THE TASK:
Sift the listing for lines that hold the string "verified" and pull them out.

Stored data entries

** Begin **

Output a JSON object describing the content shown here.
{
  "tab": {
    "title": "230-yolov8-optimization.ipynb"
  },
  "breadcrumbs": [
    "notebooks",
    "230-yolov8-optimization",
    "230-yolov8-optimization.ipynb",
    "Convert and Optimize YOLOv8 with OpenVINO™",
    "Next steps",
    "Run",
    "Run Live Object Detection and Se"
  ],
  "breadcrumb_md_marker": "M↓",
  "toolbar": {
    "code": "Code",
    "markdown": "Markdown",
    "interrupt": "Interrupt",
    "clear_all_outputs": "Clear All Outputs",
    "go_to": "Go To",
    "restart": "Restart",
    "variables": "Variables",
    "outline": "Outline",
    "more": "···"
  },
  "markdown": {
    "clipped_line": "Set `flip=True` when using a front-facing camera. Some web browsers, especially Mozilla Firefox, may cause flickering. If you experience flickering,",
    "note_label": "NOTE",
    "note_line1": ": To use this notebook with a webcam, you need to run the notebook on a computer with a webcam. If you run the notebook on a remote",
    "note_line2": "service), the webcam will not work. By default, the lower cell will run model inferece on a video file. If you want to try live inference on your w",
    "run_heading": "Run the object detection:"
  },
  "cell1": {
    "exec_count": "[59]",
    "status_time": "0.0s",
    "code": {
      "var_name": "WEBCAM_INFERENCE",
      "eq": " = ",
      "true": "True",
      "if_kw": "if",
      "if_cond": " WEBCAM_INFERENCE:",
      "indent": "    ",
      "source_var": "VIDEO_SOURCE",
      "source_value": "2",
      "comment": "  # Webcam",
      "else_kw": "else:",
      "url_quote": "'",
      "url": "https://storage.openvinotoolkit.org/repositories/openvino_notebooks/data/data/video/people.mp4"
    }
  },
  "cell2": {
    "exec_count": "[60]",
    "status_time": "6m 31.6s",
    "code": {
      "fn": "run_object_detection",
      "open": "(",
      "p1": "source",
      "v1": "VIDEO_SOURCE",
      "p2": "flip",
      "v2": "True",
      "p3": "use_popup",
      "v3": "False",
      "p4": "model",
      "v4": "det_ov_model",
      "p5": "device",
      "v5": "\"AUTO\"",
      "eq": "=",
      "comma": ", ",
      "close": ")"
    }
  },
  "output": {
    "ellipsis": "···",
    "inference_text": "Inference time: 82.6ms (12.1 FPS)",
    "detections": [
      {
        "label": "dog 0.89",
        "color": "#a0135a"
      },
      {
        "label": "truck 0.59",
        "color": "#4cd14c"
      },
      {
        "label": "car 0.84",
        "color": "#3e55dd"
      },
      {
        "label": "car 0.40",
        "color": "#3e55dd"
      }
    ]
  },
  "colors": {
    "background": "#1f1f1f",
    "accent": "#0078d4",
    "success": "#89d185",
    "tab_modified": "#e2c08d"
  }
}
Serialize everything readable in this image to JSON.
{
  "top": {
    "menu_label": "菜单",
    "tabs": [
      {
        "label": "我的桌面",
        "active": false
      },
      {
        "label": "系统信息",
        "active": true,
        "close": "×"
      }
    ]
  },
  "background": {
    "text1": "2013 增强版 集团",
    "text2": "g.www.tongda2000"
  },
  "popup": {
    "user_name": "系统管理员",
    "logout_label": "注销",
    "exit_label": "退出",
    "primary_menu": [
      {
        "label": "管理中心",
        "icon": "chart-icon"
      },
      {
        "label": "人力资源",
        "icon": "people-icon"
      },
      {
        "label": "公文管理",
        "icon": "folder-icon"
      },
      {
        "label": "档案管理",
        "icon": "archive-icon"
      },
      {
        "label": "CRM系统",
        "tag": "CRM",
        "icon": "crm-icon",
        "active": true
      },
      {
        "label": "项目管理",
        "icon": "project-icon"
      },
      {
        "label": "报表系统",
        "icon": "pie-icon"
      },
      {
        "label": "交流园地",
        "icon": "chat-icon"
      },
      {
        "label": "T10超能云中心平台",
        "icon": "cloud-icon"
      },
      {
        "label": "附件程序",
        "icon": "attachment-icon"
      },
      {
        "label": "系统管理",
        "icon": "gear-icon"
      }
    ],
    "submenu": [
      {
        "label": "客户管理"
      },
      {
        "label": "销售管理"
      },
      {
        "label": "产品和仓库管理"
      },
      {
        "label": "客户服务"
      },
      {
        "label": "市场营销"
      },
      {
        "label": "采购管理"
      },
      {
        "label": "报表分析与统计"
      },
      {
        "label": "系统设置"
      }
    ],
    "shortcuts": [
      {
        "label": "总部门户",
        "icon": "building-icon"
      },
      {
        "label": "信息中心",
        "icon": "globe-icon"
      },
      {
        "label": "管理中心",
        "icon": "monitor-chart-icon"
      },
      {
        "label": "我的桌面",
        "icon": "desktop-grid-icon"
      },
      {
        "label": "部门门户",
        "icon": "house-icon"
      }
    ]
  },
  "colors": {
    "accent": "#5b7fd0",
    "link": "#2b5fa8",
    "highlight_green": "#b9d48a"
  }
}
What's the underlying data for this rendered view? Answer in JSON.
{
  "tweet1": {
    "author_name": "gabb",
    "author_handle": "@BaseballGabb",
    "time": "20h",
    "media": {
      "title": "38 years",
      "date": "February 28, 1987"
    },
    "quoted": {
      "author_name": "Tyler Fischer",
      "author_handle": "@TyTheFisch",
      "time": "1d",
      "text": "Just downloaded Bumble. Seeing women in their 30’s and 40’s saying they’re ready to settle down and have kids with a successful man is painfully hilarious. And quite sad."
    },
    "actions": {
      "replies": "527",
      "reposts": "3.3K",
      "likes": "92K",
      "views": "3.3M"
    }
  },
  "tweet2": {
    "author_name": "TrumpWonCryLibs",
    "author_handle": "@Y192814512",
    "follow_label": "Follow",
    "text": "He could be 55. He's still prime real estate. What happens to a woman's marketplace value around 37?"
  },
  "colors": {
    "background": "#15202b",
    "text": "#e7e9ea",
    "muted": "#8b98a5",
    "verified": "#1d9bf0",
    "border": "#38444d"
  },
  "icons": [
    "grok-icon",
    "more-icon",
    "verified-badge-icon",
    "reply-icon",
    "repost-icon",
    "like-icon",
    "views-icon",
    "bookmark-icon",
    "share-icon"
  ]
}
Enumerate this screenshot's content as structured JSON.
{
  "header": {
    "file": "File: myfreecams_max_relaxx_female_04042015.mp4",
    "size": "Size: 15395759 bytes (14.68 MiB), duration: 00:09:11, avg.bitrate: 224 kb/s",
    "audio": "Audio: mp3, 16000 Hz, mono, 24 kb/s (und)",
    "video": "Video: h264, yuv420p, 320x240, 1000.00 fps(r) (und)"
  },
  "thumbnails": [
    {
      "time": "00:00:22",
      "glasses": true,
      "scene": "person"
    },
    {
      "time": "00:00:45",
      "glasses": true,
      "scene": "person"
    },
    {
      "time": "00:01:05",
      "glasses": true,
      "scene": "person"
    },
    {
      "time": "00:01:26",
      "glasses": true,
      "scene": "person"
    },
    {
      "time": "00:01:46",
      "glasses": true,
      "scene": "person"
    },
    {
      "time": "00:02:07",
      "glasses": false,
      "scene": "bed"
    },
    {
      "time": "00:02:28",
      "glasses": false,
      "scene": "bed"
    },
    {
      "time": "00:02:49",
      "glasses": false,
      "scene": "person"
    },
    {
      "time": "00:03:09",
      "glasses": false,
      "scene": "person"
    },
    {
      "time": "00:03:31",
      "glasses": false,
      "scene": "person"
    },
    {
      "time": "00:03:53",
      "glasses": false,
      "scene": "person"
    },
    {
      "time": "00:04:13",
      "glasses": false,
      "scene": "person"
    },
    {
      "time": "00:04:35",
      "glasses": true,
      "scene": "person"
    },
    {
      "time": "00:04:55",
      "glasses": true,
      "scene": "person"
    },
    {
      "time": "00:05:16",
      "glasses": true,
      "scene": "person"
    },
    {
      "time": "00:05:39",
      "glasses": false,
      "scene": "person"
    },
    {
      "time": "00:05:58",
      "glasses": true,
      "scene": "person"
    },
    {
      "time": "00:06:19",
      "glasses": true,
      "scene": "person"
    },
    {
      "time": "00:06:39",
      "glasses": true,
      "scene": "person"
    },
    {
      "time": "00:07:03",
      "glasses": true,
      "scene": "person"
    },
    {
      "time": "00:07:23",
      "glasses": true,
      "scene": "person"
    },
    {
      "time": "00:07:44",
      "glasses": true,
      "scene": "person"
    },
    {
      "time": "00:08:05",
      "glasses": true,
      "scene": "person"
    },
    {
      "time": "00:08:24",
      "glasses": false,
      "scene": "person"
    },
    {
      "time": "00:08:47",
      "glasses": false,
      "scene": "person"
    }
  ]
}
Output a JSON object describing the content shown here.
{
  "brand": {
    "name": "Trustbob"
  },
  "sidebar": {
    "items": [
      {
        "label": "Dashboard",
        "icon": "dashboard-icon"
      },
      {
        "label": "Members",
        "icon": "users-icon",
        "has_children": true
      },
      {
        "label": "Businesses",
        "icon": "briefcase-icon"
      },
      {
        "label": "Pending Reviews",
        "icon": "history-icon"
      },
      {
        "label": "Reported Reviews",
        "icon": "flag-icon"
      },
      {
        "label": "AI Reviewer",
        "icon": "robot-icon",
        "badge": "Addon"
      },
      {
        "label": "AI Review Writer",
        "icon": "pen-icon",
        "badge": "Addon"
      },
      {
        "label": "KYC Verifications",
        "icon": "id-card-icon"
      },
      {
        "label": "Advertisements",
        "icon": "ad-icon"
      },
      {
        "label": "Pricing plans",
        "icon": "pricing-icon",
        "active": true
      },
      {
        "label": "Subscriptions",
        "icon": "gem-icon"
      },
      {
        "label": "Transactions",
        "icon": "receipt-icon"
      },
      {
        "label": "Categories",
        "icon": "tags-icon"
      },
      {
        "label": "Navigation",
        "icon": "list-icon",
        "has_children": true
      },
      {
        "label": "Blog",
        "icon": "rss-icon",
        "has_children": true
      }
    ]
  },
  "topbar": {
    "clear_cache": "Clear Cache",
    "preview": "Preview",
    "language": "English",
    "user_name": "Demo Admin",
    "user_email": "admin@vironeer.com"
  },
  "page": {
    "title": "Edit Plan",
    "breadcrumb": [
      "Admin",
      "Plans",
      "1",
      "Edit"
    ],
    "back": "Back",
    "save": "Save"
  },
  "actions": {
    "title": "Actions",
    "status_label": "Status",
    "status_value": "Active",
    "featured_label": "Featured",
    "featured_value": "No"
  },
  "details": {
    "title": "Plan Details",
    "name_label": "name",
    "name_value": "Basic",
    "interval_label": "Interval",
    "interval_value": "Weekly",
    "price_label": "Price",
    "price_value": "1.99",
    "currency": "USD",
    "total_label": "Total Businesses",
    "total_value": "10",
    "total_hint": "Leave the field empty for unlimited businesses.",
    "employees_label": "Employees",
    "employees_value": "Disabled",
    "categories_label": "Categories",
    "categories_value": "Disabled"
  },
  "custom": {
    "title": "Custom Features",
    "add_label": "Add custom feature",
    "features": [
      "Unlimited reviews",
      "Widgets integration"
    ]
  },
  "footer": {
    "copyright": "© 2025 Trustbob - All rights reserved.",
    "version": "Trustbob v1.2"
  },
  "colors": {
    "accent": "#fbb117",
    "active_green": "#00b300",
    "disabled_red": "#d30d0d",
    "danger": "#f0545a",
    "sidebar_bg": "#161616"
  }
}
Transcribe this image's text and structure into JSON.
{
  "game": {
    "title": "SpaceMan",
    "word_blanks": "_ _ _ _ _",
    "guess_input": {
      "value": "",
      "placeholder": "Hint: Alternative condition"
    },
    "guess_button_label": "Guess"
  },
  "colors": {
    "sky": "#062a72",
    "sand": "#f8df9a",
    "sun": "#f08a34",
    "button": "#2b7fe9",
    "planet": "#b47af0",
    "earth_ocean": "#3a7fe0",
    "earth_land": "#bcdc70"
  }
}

** End **

RESPONSE TO THIS EXERCISE:
    "verified": "#1d9bf0",
    "verified-badge-icon",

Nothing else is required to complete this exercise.